• [Exercise requirements]
Transcribe every line of the listing below without any deviation.

• [Material provided]
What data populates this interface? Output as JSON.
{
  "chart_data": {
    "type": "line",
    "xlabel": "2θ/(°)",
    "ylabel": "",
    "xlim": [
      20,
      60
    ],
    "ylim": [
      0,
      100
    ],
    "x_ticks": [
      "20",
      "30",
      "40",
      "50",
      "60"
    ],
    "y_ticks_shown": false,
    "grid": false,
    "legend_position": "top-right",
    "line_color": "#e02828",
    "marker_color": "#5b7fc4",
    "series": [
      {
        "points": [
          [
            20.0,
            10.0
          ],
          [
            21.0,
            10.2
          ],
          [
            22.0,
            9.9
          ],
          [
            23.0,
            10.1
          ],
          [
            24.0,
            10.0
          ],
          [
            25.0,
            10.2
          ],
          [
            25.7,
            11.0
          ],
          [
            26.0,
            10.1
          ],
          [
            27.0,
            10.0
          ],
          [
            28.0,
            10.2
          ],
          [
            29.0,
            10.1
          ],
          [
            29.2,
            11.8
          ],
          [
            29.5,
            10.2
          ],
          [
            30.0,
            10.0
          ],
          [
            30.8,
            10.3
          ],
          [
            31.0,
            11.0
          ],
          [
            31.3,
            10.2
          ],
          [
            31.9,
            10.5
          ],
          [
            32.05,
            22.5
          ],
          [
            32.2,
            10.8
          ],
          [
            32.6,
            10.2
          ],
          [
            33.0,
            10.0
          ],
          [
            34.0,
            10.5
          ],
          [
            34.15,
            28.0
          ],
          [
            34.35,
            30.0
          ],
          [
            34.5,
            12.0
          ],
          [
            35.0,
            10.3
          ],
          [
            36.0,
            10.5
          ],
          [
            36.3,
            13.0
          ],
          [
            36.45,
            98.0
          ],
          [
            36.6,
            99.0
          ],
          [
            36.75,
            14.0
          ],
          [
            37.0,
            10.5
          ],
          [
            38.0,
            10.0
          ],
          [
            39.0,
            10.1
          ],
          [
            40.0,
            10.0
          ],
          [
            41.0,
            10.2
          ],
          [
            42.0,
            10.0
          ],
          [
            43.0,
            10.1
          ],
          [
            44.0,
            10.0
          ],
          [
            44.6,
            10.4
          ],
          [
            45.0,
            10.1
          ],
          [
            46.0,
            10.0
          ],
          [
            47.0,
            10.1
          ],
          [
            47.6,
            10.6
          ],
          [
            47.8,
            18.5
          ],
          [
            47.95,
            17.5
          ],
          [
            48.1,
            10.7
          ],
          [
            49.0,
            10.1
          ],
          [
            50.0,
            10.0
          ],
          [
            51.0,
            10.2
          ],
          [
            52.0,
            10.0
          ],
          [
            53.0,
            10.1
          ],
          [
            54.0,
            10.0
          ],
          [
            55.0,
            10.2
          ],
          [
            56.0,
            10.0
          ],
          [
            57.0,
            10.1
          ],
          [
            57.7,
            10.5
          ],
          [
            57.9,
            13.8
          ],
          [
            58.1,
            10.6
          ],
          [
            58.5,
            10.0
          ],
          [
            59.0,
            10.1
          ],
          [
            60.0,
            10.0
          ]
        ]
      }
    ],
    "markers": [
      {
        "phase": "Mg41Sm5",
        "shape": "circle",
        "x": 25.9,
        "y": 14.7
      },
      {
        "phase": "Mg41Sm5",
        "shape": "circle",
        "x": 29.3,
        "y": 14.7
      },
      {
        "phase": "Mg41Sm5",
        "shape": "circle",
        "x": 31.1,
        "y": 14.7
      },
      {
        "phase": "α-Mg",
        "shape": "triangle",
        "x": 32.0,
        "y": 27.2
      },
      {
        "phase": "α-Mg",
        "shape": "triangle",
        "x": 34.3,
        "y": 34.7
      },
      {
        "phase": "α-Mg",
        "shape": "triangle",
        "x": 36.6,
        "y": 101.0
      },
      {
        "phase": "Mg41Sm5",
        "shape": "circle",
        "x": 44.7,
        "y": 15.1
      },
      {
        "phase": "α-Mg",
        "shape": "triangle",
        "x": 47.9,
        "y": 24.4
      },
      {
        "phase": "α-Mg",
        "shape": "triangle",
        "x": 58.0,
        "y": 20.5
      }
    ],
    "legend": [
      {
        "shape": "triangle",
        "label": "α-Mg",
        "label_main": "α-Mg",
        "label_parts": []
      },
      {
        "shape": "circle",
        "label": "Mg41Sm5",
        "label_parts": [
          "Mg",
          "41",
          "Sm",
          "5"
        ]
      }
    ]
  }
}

• [Response to this task]
What data populates this interface? Output as JSON.
{
  "chart_data": {
    "type": "line",
    "xlabel": "2θ/(°)",
    "ylabel": "",
    "xlim": [
      20,
      60
    ],
    "ylim": [
      0,
      100
    ],
    "x_ticks": [
      "20",
      "30",
      "40",
      "50",
      "60"
    ],
    "y_ticks_shown": false,
    "grid": false,
    "legend_position": "top-right",
    "line_color": "#e02828",
    "marker_color": "#5b7fc4",
    "series": [
      {
        "points": [
          [
            20.0,
            10.0
          ],
          [
            21.0,
            10.2
          ],
          [
            22.0,
            9.9
          ],
          [
            23.0,
            10.1
          ],
          [
            24.0,
            10.0
          ],
          [
            25.0,
            10.2
          ],
          [
            25.7,
            11.0
          ],
          [
            26.0,
            10.1
          ],
          [
            27.0,
            10.0
          ],
          [
            28.0,
            10.2
          ],
          [
            29.0,
            10.1
          ],
          [
            29.2,
            11.8
          ],
          [
            29.5,
            10.2
          ],
          [
            30.0,
            10.0
          ],
          [
            30.8,
            10.3
          ],
          [
            31.0,
            11.0
          ],
          [
            31.3,
            10.2
          ],
          [
            31.9,
            10.5
          ],
          [
            32.05,
            22.5
          ],
          [
            32.2,
            10.8
          ],
          [
            32.6,
            10.2
          ],
          [
            33.0,
            10.0
          ],
          [
            34.0,
            10.5
          ],
          [
            34.15,
            28.0
          ],
          [
            34.35,
            30.0
          ],
          [
            34.5,
            12.0
          ],
          [
            35.0,
            10.3
          ],
          [
            36.0,
            10.5
          ],
          [
            36.3,
            13.0
          ],
          [
            36.45,
            98.0
          ],
          [
            36.6,
            99.0
          ],
          [
            36.75,
            14.0
          ],
          [
            37.0,
            10.5
          ],
          [
            38.0,
            10.0
          ],
          [
            39.0,
            10.1
          ],
          [
            40.0,
            10.0
          ],
          [
            41.0,
            10.2
          ],
          [
            42.0,
            10.0
          ],
          [
            43.0,
            10.1
          ],
          [
            44.0,
            10.0
          ],
          [
            44.6,
            10.4
          ],
          [
            45.0,
            10.1
          ],
          [
            46.0,
            10.0
          ],
          [
            47.0,
            10.1
          ],
          [
            47.6,
            10.6
          ],
          [
            47.8,
            18.5
          ],
          [
            47.95,
            17.5
          ],
          [
            48.1,
            10.7
          ],
          [
            49.0,
            10.1
          ],
          [
            50.0,
            10.0
          ],
          [
            51.0,
            10.2
          ],
          [
            52.0,
            10.0
          ],
          [
            53.0,
            10.1
          ],
          [
            54.0,
            10.0
          ],
          [
            55.0,
            10.2
          ],
          [
            56.0,
            10.0
          ],
          [
            57.0,
            10.1
          ],
          [
            57.7,
            10.5
          ],
          [
            57.9,
            13.8
          ],
          [
            58.1,
            10.6
          ],
          [
            58.5,
            10.0
          ],
          [
            59.0,
            10.1
          ],
          [
            60.0,
            10.0
          ]
        ]
      }
    ],
    "markers": [
      {
        "phase": "Mg41Sm5",
        "shape": "circle",
        "x": 25.9,
        "y": 14.7
      },
      {
        "phase": "Mg41Sm5",
        "shape": "circle",
        "x": 29.3,
        "y": 14.7
      },
      {
        "phase": "Mg41Sm5",
        "shape": "circle",
        "x": 31.1,
        "y": 14.7
      },
      {
        "phase": "α-Mg",
        "shape": "triangle",
        "x": 32.0,
        "y": 27.2
      },
      {
        "phase": "α-Mg",
        "shape": "triangle",
        "x": 34.3,
        "y": 34.7
      },
      {
        "phase": "α-Mg",
        "shape": "triangle",
        "x": 36.6,
        "y": 101.0
      },
      {
        "phase": "Mg41Sm5",
        "shape": "circle",
        "x": 44.7,
        "y": 15.1
      },
      {
        "phase": "α-Mg",
        "shape": "triangle",
        "x": 47.9,
        "y": 24.4
      },
      {
        "phase": "α-Mg",
        "shape": "triangle",
        "x": 58.0,
        "y": 20.5
      }
    ],
    "legend": [
      {
        "shape": "triangle",
        "label": "α-Mg",
        "label_main": "α-Mg",
        "label_parts": []
      },
      {
        "shape": "circle",
        "label": "Mg41Sm5",
        "label_parts": [
          "Mg",
          "41",
          "Sm",
          "5"
        ]
      }
    ]
  }
}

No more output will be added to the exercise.